REQUIRED TASK - Reproduce the complete listing without any deviation.

INPUT -
— START —

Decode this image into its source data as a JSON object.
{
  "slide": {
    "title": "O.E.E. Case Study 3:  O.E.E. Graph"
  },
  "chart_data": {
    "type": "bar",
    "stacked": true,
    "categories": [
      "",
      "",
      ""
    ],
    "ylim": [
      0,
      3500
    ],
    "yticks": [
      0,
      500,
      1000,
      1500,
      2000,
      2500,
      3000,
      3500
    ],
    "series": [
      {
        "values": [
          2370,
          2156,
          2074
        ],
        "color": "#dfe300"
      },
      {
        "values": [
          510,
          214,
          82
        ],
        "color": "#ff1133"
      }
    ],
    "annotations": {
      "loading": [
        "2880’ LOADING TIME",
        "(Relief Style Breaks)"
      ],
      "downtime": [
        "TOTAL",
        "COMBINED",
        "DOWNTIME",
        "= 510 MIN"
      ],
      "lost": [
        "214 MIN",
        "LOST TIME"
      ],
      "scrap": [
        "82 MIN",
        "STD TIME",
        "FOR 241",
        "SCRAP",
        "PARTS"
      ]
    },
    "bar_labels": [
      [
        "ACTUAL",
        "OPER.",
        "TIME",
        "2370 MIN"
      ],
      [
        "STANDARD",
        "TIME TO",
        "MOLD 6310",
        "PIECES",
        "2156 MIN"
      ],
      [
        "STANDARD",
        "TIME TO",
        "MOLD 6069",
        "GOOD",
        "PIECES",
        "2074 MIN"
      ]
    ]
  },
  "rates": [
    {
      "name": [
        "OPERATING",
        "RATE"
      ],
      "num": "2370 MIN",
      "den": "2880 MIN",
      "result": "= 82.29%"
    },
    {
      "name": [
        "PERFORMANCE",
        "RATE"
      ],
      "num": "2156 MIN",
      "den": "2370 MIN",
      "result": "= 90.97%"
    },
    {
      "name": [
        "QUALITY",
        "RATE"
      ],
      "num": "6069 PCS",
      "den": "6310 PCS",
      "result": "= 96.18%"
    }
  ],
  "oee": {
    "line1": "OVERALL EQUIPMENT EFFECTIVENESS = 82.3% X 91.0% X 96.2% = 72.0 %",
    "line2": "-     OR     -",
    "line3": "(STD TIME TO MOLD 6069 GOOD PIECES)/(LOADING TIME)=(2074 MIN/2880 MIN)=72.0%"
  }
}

— END —

OUTPUT FOR THIS TASK -
Decode this image into its source data as a JSON object.
{
  "slide": {
    "title": "O.E.E. Case Study 3:  O.E.E. Graph"
  },
  "chart_data": {
    "type": "bar",
    "stacked": true,
    "categories": [
      "",
      "",
      ""
    ],
    "ylim": [
      0,
      3500
    ],
    "yticks": [
      0,
      500,
      1000,
      1500,
      2000,
      2500,
      3000,
      3500
    ],
    "series": [
      {
        "values": [
          2370,
          2156,
          2074
        ],
        "color": "#dfe300"
      },
      {
        "values": [
          510,
          214,
          82
        ],
        "color": "#ff1133"
      }
    ],
    "annotations": {
      "loading": [
        "2880’ LOADING TIME",
        "(Relief Style Breaks)"
      ],
      "downtime": [
        "TOTAL",
        "COMBINED",
        "DOWNTIME",
        "= 510 MIN"
      ],
      "lost": [
        "214 MIN",
        "LOST TIME"
      ],
      "scrap": [
        "82 MIN",
        "STD TIME",
        "FOR 241",
        "SCRAP",
        "PARTS"
      ]
    },
    "bar_labels": [
      [
        "ACTUAL",
        "OPER.",
        "TIME",
        "2370 MIN"
      ],
      [
        "STANDARD",
        "TIME TO",
        "MOLD 6310",
        "PIECES",
        "2156 MIN"
      ],
      [
        "STANDARD",
        "TIME TO",
        "MOLD 6069",
        "GOOD",
        "PIECES",
        "2074 MIN"
      ]
    ]
  },
  "rates": [
    {
      "name": [
        "OPERATING",
        "RATE"
      ],
      "num": "2370 MIN",
      "den": "2880 MIN",
      "result": "= 82.29%"
    },
    {
      "name": [
        "PERFORMANCE",
        "RATE"
      ],
      "num": "2156 MIN",
      "den": "2370 MIN",
      "result": "= 90.97%"
    },
    {
      "name": [
        "QUALITY",
        "RATE"
      ],
      "num": "6069 PCS",
      "den": "6310 PCS",
      "result": "= 96.18%"
    }
  ],
  "oee": {
    "line1": "OVERALL EQUIPMENT EFFECTIVENESS = 82.3% X 91.0% X 96.2% = 72.0 %",
    "line2": "-     OR     -",
    "line3": "(STD TIME TO MOLD 6069 GOOD PIECES)/(LOADING TIME)=(2074 MIN/2880 MIN)=72.0%"
  }
}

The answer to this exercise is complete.